◆ **抜粋文**:
----

『Soul Cycle』 シダー・ウォルトン アルバム・レビュー #3

1969年7月25日、ニューヨーク録音

レーベル:Prestige

パーソネル:
Cedar Walton(p, el-p)
Reggie Workman(b)
Al "Tootie" Heath(ds)
James Moody(ts, flute)
Rudy Stevenson(gt)

シダー4枚目のリーダーアルバムです。
3作目の『The Electric Boogaloo Song』は、残念ながら音源が入手困難で、10年来のシダーファンの私もいまだに聴くことができていません。おそらくCD化もされていないので、現状聴く手段としては中古のレコードを入手する以外になさそうです。CD化またはネット配信の開始を願っています。

さて本作の話に戻ると、このアルバムの特徴としては、
・ギタリスト(ルディー・スティーヴンソン)の参加
・エレクトリックピアノ、エレクトリックベースの使用
・ストレート8thフィールの曲の多さ
が挙げられると思います。
ロック、ソウル、ファンクなど他ジャンルの勃興に押される中、それらの音楽の要素を取り入れ、より多くのリスナーに訴求しようという、レーベルの思惑とシダーの意欲が感じられます。
また同じ1969年にマイルス・デイヴィスは、いわゆるエレクトリック・マイルス期の初期の作品に当たる『イン・ア・サイレント・ウェイ』、『ビッチェズ・ブリュー』を録音しています。

本作に参加しているギターのルディー・スティーヴンソンに関しては情報が少なく、Wikipediaでもドイツ語版のページしか見つけられませんでした。ニューヨーク出身ですが、後年はドイツで活動していたようです。私の貧弱なドイツ語能力で読み取ったところでは、60年代にニーナ・シモンのバックバンドで5年間活動したほか、シーラ・ジョーダン、ウィントン・ケリー、デクスター・ゴードンらとの共演経験があるとのことです。

----

◆ **課題 A**:
『Soul Cycle』のレビューをもとに、次の問いに答えてください。
(i) 本作はいつ、どこで録音されましたか?
(ii) シダーの3作目のリーダーアルバムの題名は何ですか?
(iii) ルディー・スティーヴンソンが60年代に5年間バックバンドで活動したのは誰のもとですか?
◆ **課題 B**:
『Soul Cycle』のレビューで「本作に参加しているギターの」で始まる段落を、主な事実を残したまま箇条書きにまとめてください。
◆ **課題 C**:
『Soul Cycle』のレビューを、最後の文のあとから書き進めてください。

----

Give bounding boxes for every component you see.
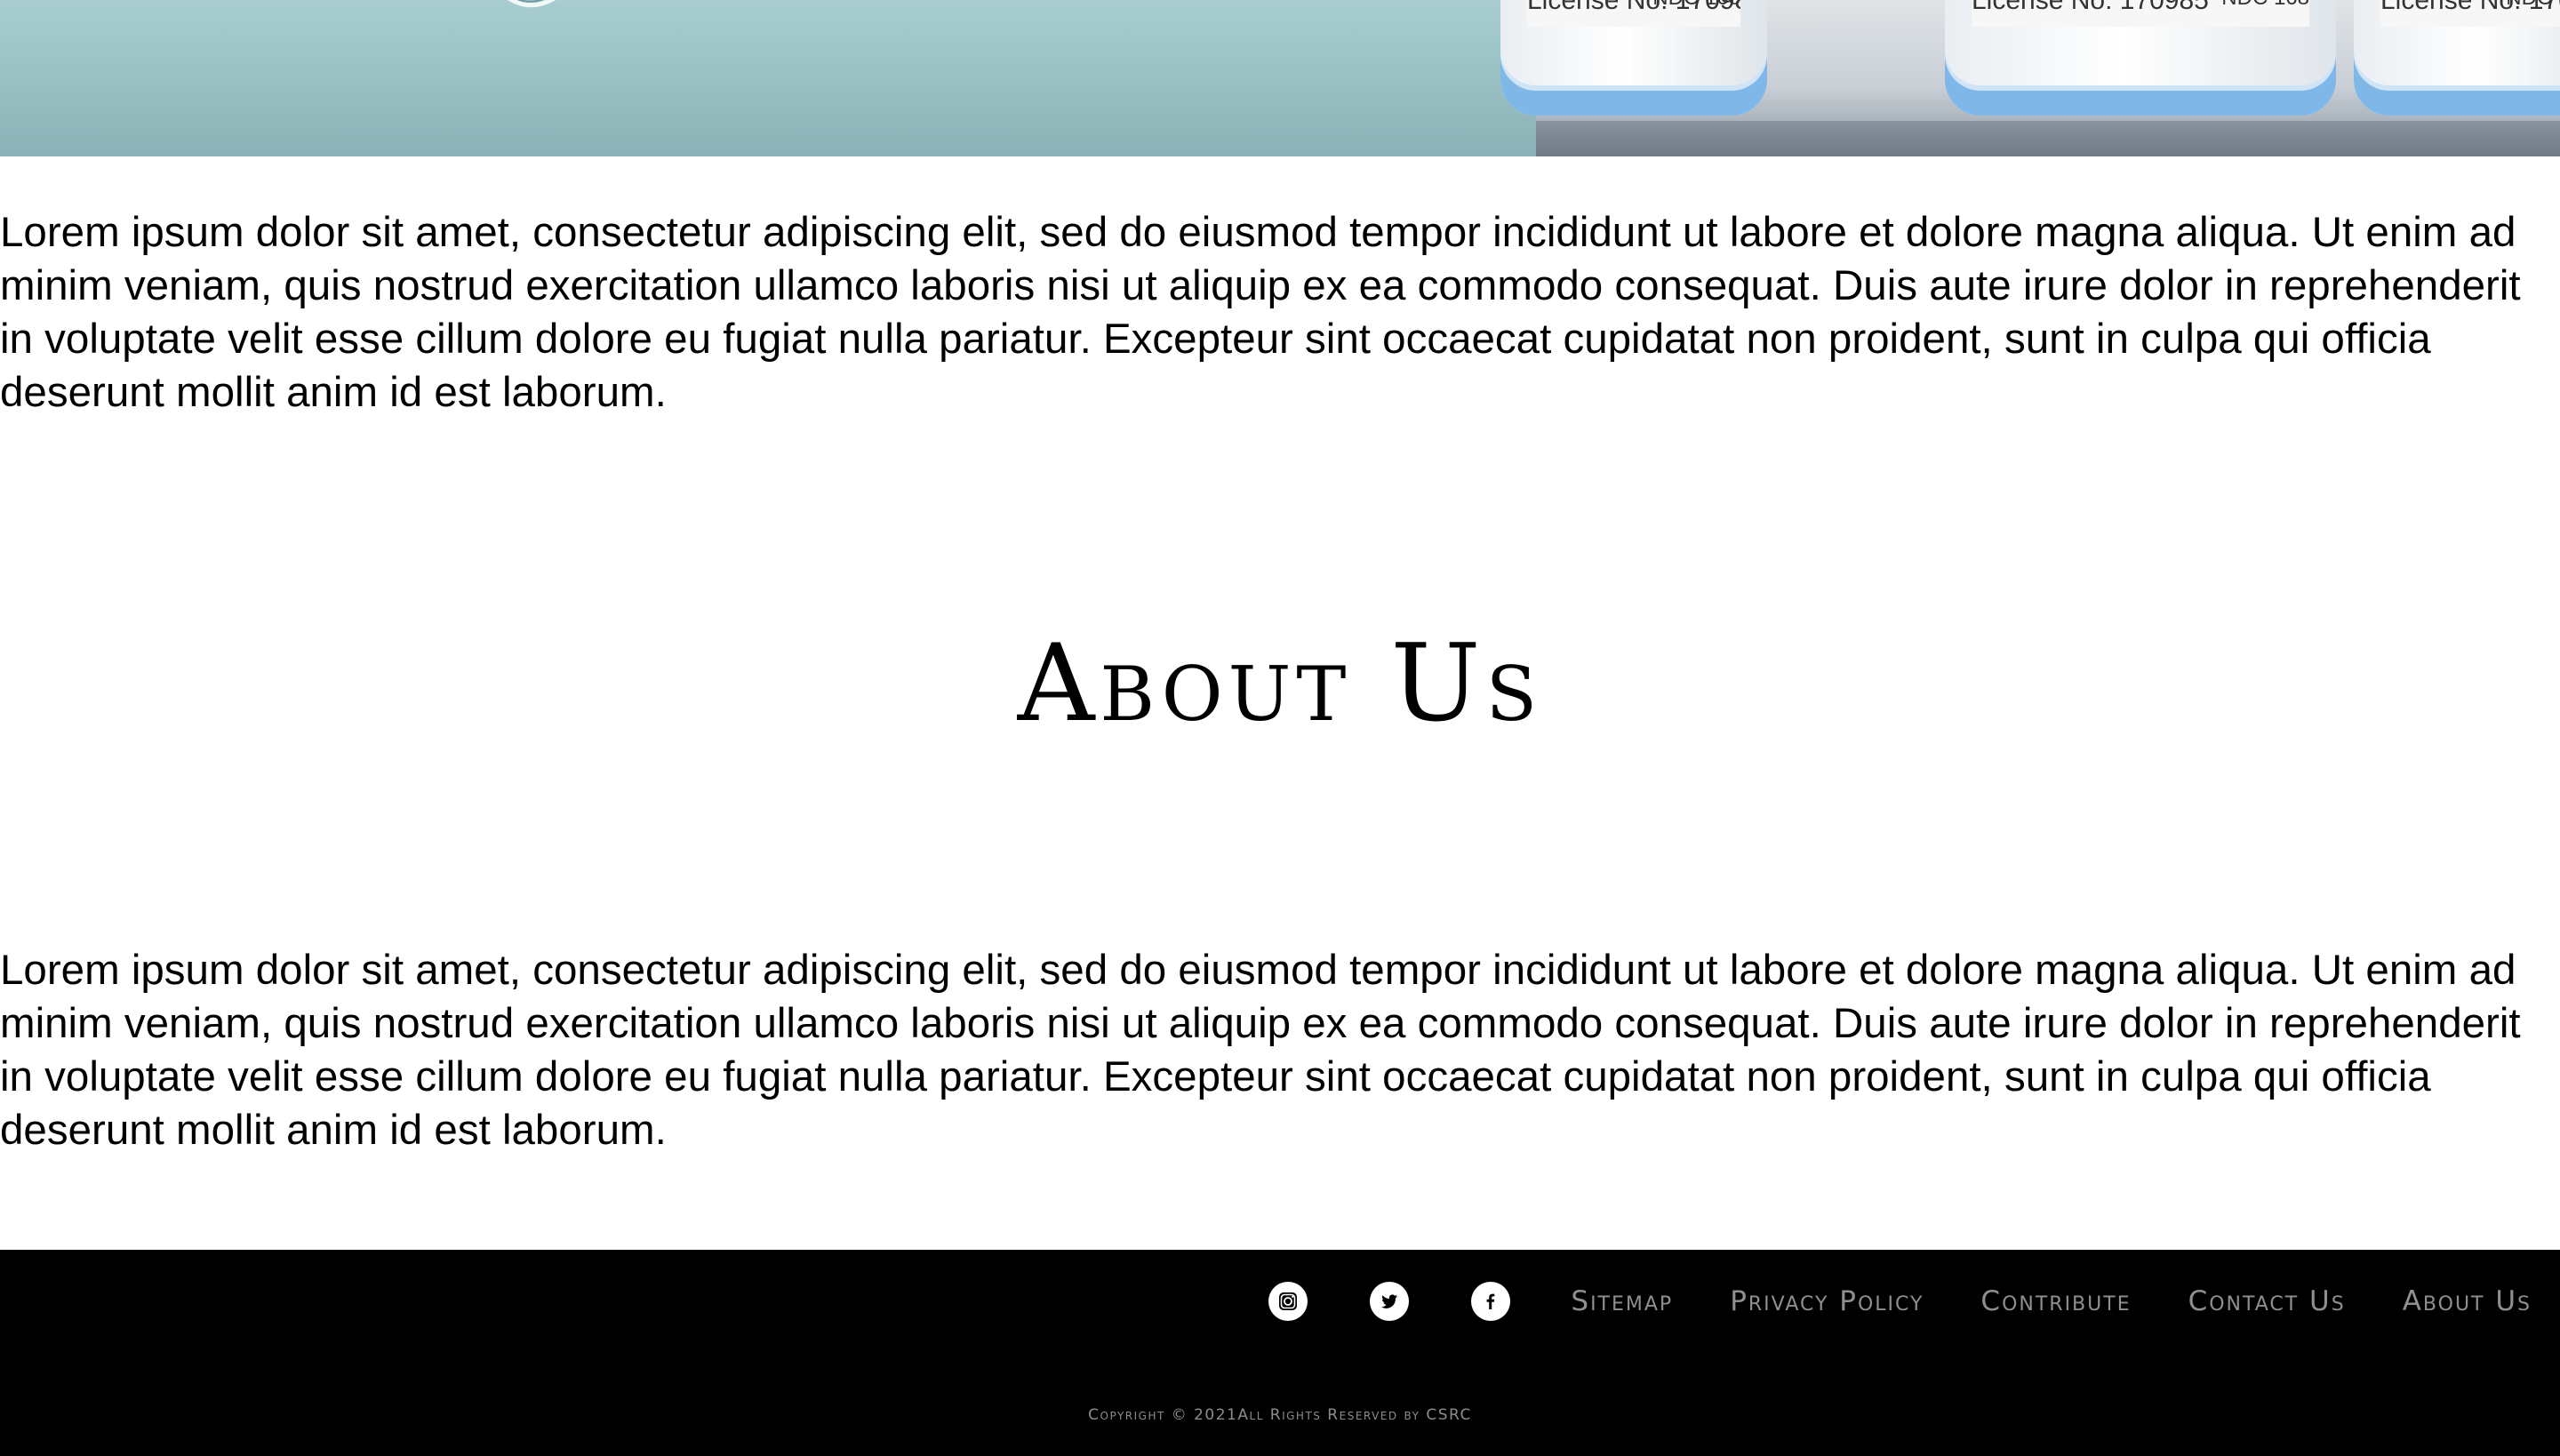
footer-nav: Sitemap Privacy Policy Contribute Contac… (1268, 1276, 2532, 1326)
about-us-heading: About Us (1017, 622, 1543, 746)
footer-link-privacy-policy[interactable]: Privacy Policy (1730, 1285, 1924, 1317)
vial-image: License No: 170985 NDC 168 (1945, 0, 2336, 116)
footer-link-contact-us[interactable]: Contact Us (2188, 1285, 2346, 1317)
footer-link-contribute[interactable]: Contribute (1980, 1285, 2131, 1317)
hero-image-shade (0, 68, 1536, 156)
facebook-icon[interactable] (1471, 1282, 1511, 1321)
vial-ndc-text: NDC 168 (1652, 0, 1740, 11)
vial-license-text: License No: 170985 (1972, 0, 2209, 15)
instagram-icon[interactable] (1268, 1282, 1308, 1321)
hero-image-strip: License No: 170985 NDC 168 License No: 1… (0, 0, 2560, 156)
footer-link-sitemap[interactable]: Sitemap (1571, 1285, 1673, 1317)
about-paragraph: Lorem ipsum dolor sit amet, consectetur … (0, 947, 2521, 1154)
twitter-icon[interactable] (1370, 1282, 1410, 1321)
site-footer: Sitemap Privacy Policy Contribute Contac… (0, 1250, 2560, 1456)
facebook-glyph (1486, 1293, 1495, 1309)
twitter-glyph (1381, 1294, 1398, 1308)
hero-image-vials: License No: 170985 NDC 168 License No: 1… (1500, 0, 2560, 156)
intro-paragraph: Lorem ipsum dolor sit amet, consectetur … (0, 209, 2521, 416)
vial-ndc-text: NDC 168 (2506, 0, 2560, 11)
vial-image: License No: 170985 NDC 168 (1500, 0, 1767, 116)
vial-ndc-text: NDC 168 (2221, 0, 2309, 11)
hero-image-floor (1536, 121, 2560, 156)
hero-image-teal (0, 0, 1536, 156)
instagram-glyph (1279, 1292, 1298, 1310)
footer-link-about-us[interactable]: About Us (2403, 1285, 2532, 1317)
stethoscope-image (508, 0, 556, 8)
copyright-text: Copyright © 2021All Rights Reserved by C… (1088, 1406, 1472, 1424)
vial-image: License No: 170985 NDC 168 (2354, 0, 2560, 116)
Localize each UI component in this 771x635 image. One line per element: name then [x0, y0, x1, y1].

----

◆ **解答 A**:
(i) 1969年7月25日、ニューヨーク
(ii) 『The Electric Boogaloo Song』
(iii) ニーナ・シモン

◆ **解答 B**:
・ルディー・スティーヴンソンは本作に参加しているギタリストで、情報が少ない
・Wikipediaではドイツ語版のページしか見つからなかった
・ニューヨーク出身だが、後年はドイツで活動していたらしい
・60年代にニーナ・シモンのバックバンドで5年間活動した
・シーラ・ジョーダン、ウィントン・ケリー、デクスター・ゴードンらとの共演経験がある

◆ **解答 C**:
テナーサックス、フルートのジェームズ・ムーディーは、曲に合わせて楽器を持ち替え、雰囲気作りに一役買っています。
自身のリーダーアルバムを40枚以上残しているほか、ディジー・ガレスピーのバンドでも活躍していたそうです。
恥ずかしながら本作を聴くまで彼の演奏をほとんど耳にしたことがなかったのですが、ジャズ界には知られざる巨人たちがまだまだたくさんいるのでしょうね。

※作曲者名の記載があるもの以外はすべてシダー・ウォルトン作曲

1. Sundown Express
シダーお得意の、ファンキーなストレート8thフィールの楽曲です。のちに若干メロディーが修正され"I'm not so sure"というタイトルに変わっています。最近ではシダー本人の演奏よりも、トランペッターのロイ・ハーグローヴの演奏の方が有名かもしれません。

シダーはエレクトリックピアノを、そしてレジー・ワークマンはエレクトリックベースを弾いています。
アルバート・"トゥーティー"・ヒース(サックス奏者のジミー・ヒース、ベーシストのパーシー・ヒースの兄弟)の叩き出すビートが小気味良く、楽しい一曲です。

2. Quiet Dawn
AABA形式で、 Aは15小節のボサノヴァ、Bは16小節のスウィングフィールという構成です。
ジェームズ・ムーディーは本曲ではフルートを吹いており、それがリラックスした雰囲気のボサノヴァにマッチしています。
「Twilight  Waltz」「Midnight  Waltz」「Sundown Express」「Quiet Dawn」と、この頃のシダーには「一日の中の特定の時間帯」をタイトルに付けた曲が不思議と多いですね。

3. Pensativa (Clare Fischer)
2曲目に続いてボサノヴァの曲ですが、本曲はアコースティックなピアノトリオで演奏されています。
シダーの大幅なアレンジメントにより、キメキメのかっこいい曲に仕上がっています。作曲者のクレア・フィッシャー自身が演奏しているテイクと聴き比べると、違いが歴然とわかると思います。

シダー在籍時のアート・ブレイキー&ザ・ジャズ・メッセンジャーズのアルバム『Free for All』でもフレディー・ハバードの編曲によるヴァージョンが吹き込まれています。

最後はフェードアウトかな?  と思いきや、意外にもちゃんと終わります。

4. My Cherie Amour (Henry Cosby, Sylvia Moy, Stevie Wonder)
このアルバムと同年の1969年1月にリリースされたスティーヴィー・ワンダーの楽曲のカバーです。

シダーによるスティーヴィー楽曲のカバーといえば「Another Star」が最初に思い浮かびますが(私も大好きなアレンジメントです)、こんな曲もカバーしていたのですね。

ここでもアルバート・ヒースの叩くビートが素晴らしいです。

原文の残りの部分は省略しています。